**DIRECTIONS FOR THIS TASK:**
Determine how many lines of this material contain "grid". Give only the number.

[Dataset rows about figures]
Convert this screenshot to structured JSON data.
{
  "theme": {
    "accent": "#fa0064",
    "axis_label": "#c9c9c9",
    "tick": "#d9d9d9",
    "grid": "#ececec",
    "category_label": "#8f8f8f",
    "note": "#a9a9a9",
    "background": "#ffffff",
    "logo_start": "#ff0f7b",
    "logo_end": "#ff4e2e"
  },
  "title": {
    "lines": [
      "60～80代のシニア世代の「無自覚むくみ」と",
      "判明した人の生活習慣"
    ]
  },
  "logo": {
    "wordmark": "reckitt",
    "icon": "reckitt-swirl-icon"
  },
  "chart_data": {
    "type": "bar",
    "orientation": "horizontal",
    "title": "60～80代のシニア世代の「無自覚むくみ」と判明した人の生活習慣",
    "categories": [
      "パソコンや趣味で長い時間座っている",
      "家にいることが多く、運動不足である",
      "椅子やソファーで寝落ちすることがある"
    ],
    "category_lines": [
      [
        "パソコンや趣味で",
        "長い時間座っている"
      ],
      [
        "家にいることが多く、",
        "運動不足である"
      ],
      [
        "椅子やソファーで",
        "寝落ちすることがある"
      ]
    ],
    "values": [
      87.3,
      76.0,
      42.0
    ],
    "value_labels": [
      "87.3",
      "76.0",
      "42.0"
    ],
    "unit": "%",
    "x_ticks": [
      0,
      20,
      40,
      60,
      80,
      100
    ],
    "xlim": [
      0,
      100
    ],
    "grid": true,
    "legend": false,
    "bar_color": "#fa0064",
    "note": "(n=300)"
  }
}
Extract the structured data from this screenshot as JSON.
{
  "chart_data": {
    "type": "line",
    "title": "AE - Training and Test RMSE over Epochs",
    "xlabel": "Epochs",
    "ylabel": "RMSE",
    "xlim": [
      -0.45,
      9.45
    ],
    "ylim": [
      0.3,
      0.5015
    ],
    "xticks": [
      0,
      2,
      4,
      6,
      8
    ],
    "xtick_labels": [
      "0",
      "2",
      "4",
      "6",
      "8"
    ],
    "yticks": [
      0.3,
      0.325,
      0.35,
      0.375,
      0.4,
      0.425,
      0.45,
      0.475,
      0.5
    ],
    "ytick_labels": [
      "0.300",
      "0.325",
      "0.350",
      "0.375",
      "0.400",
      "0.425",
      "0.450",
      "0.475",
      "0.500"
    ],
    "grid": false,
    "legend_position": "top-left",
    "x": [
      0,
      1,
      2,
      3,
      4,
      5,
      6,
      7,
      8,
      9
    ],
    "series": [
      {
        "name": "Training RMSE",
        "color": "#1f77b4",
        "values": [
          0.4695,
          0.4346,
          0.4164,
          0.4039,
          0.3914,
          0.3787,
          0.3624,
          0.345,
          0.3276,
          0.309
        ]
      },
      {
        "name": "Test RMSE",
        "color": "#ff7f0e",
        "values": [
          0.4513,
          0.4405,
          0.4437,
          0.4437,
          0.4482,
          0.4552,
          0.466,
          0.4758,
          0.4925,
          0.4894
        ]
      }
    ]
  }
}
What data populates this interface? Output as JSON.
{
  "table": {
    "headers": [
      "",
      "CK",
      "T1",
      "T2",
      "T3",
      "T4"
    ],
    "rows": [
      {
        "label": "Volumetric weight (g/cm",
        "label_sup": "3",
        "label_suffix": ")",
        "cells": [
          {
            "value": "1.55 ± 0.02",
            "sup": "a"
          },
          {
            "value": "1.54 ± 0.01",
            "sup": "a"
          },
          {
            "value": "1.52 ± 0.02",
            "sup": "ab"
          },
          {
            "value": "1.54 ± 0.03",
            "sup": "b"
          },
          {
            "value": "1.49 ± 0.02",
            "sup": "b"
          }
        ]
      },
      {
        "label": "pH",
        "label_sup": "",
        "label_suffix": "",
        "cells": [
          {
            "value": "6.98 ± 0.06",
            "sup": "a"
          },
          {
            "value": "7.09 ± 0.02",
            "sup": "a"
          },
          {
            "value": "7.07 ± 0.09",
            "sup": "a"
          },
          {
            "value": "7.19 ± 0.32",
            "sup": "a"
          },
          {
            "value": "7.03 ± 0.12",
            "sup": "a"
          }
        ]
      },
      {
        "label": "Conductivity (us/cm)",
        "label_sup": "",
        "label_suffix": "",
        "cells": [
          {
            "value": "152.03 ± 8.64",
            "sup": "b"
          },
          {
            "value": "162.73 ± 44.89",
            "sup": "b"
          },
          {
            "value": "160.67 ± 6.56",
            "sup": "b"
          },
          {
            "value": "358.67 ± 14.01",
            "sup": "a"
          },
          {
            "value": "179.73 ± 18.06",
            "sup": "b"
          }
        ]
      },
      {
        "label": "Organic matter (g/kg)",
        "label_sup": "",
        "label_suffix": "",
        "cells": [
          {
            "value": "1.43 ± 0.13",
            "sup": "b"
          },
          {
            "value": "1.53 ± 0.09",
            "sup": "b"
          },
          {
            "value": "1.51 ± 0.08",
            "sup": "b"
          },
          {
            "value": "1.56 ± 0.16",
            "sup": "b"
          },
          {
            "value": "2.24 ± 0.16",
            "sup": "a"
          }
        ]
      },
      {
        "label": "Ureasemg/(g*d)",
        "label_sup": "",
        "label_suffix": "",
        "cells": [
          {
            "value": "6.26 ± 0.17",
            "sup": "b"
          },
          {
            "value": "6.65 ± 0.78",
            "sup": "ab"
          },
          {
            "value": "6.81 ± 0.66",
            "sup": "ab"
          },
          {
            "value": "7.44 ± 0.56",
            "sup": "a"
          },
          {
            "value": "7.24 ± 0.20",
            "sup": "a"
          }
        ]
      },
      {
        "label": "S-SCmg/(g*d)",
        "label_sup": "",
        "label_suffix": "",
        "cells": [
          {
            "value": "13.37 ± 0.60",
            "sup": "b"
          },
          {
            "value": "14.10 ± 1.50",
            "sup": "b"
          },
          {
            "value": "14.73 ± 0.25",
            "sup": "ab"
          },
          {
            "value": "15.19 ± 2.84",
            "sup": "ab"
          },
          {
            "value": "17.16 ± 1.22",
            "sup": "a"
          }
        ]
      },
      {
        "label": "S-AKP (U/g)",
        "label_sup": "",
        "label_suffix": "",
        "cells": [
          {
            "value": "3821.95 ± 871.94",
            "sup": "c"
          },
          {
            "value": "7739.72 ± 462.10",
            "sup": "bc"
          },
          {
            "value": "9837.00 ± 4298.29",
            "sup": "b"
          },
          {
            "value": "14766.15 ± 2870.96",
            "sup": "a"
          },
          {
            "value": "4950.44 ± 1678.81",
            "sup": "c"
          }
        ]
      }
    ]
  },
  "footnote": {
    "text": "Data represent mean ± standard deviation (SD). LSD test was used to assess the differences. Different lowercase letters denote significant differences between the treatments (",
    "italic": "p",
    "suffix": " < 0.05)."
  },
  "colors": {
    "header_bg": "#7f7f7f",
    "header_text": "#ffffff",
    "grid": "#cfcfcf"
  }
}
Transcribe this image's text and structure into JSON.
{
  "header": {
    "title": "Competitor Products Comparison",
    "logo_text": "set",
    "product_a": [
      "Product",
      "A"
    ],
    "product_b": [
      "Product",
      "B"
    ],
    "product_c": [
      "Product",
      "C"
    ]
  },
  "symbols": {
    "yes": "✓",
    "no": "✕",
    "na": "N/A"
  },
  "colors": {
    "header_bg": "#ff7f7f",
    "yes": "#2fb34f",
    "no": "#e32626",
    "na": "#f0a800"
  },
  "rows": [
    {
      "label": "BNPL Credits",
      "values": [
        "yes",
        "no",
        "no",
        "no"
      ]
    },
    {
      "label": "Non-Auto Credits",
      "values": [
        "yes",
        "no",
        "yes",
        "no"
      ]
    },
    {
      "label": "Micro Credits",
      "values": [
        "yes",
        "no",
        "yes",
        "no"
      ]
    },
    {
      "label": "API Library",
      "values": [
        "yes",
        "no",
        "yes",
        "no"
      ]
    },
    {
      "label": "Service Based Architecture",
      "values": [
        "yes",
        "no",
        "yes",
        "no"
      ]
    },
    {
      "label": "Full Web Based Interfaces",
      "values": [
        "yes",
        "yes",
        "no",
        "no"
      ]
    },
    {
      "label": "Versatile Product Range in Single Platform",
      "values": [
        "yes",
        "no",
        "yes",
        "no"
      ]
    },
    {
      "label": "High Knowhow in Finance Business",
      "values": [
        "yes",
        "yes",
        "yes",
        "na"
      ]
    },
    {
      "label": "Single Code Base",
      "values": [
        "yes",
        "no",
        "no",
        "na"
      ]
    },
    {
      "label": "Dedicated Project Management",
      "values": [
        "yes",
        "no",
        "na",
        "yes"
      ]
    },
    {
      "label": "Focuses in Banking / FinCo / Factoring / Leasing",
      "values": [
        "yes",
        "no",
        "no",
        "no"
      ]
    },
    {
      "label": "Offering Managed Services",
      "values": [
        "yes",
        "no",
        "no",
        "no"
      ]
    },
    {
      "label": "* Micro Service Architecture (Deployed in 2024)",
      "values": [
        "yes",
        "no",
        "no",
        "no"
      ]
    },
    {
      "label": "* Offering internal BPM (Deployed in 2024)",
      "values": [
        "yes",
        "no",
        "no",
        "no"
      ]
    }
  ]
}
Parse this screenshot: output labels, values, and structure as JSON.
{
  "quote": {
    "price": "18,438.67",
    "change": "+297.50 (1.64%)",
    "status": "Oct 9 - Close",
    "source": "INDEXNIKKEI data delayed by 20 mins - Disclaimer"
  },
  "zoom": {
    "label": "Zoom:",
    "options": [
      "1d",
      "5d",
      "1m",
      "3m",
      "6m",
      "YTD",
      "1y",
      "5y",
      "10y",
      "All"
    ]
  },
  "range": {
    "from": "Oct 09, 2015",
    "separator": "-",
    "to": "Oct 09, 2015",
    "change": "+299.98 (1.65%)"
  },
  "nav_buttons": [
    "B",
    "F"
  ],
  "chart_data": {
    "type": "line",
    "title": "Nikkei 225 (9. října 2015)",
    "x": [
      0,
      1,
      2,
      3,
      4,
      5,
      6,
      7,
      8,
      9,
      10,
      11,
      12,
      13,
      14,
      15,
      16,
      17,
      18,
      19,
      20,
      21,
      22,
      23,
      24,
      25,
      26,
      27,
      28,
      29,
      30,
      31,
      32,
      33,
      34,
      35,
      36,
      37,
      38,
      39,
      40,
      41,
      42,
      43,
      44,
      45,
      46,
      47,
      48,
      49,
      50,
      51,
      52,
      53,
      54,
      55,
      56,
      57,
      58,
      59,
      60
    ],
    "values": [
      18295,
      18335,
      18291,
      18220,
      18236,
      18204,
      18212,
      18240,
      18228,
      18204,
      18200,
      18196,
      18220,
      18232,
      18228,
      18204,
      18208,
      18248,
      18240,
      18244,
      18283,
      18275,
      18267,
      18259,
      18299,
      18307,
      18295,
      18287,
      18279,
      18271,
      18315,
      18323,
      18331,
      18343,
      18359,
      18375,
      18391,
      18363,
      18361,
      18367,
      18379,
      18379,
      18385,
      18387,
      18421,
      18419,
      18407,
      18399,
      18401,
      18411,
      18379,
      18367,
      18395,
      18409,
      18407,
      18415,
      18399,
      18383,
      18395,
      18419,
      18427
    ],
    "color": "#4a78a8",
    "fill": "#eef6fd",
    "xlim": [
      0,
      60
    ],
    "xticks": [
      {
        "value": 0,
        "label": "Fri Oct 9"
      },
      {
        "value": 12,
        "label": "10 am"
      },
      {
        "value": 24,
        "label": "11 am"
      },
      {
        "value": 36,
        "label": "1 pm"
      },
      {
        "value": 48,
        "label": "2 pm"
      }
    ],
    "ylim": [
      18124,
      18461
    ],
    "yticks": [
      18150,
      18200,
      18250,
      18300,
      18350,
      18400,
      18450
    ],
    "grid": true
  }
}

**ANSWER FOR THIS EXERCISE:**
5